* start *

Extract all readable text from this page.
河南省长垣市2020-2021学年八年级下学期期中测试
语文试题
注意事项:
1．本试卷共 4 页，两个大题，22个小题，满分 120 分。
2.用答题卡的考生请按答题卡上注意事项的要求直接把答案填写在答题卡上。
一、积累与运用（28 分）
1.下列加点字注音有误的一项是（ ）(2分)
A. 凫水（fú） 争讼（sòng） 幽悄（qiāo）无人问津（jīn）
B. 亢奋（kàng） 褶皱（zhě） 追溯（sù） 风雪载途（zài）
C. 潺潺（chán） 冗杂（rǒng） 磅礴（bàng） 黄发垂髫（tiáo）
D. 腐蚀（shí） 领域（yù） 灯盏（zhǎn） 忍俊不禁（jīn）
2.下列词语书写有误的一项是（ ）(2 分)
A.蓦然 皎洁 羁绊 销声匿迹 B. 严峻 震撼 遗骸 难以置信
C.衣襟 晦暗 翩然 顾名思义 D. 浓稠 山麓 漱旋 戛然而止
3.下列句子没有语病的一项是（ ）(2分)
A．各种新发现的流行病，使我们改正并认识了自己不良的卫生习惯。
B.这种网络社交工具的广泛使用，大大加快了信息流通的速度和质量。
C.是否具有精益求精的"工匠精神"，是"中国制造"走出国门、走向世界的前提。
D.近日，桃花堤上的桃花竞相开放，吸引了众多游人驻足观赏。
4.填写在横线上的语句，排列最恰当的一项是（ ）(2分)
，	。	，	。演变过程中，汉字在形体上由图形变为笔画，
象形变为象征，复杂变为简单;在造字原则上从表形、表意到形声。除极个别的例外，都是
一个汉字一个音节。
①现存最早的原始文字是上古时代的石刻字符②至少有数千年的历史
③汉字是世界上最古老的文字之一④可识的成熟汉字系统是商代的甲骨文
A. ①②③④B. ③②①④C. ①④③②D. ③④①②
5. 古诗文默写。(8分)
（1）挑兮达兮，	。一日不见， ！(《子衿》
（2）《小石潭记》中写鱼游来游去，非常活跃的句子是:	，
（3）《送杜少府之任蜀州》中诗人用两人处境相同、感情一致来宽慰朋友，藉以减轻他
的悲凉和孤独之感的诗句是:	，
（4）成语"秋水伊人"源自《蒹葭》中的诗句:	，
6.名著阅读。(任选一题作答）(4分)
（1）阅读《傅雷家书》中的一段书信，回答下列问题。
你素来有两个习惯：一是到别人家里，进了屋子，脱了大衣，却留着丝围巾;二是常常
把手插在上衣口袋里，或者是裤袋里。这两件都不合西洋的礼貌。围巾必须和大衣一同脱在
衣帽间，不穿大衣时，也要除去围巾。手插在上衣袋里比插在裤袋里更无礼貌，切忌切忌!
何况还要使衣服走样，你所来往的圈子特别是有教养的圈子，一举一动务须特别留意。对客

* end *

All of the entries above must be quoted exactly.

Extract all readable text from this page.
河南省长垣市2020-2021学年八年级下学期期中测试
语文试题
注意事项:
1．本试卷共 4 页，两个大题，22个小题，满分 120 分。
2.用答题卡的考生请按答题卡上注意事项的要求直接把答案填写在答题卡上。
一、积累与运用（28 分）
1.下列加点字注音有误的一项是（ ）(2分)
A. 凫水（fú） 争讼（sòng） 幽悄（qiāo）无人问津（jīn）
B. 亢奋（kàng） 褶皱（zhě） 追溯（sù） 风雪载途（zài）
C. 潺潺（chán） 冗杂（rǒng） 磅礴（bàng） 黄发垂髫（tiáo）
D. 腐蚀（shí） 领域（yù） 灯盏（zhǎn） 忍俊不禁（jīn）
2.下列词语书写有误的一项是（ ）(2 分)
A.蓦然 皎洁 羁绊 销声匿迹 B. 严峻 震撼 遗骸 难以置信
C.衣襟 晦暗 翩然 顾名思义 D. 浓稠 山麓 漱旋 戛然而止
3.下列句子没有语病的一项是（ ）(2分)
A．各种新发现的流行病，使我们改正并认识了自己不良的卫生习惯。
B.这种网络社交工具的广泛使用，大大加快了信息流通的速度和质量。
C.是否具有精益求精的"工匠精神"，是"中国制造"走出国门、走向世界的前提。
D.近日，桃花堤上的桃花竞相开放，吸引了众多游人驻足观赏。
4.填写在横线上的语句，排列最恰当的一项是（ ）(2分)
，	。	，	。演变过程中，汉字在形体上由图形变为笔画，
象形变为象征，复杂变为简单;在造字原则上从表形、表意到形声。除极个别的例外，都是
一个汉字一个音节。
①现存最早的原始文字是上古时代的石刻字符②至少有数千年的历史
③汉字是世界上最古老的文字之一④可识的成熟汉字系统是商代的甲骨文
A. ①②③④B. ③②①④C. ①④③②D. ③④①②
5. 古诗文默写。(8分)
（1）挑兮达兮，	。一日不见， ！(《子衿》
（2）《小石潭记》中写鱼游来游去，非常活跃的句子是:	，
（3）《送杜少府之任蜀州》中诗人用两人处境相同、感情一致来宽慰朋友，藉以减轻他
的悲凉和孤独之感的诗句是:	，
（4）成语"秋水伊人"源自《蒹葭》中的诗句:	，
6.名著阅读。(任选一题作答）(4分)
（1）阅读《傅雷家书》中的一段书信，回答下列问题。
你素来有两个习惯：一是到别人家里，进了屋子，脱了大衣，却留着丝围巾;二是常常
把手插在上衣口袋里，或者是裤袋里。这两件都不合西洋的礼貌。围巾必须和大衣一同脱在
衣帽间，不穿大衣时，也要除去围巾。手插在上衣袋里比插在裤袋里更无礼貌，切忌切忌!
何况还要使衣服走样，你所来往的圈子特别是有教养的圈子，一举一动务须特别留意。对客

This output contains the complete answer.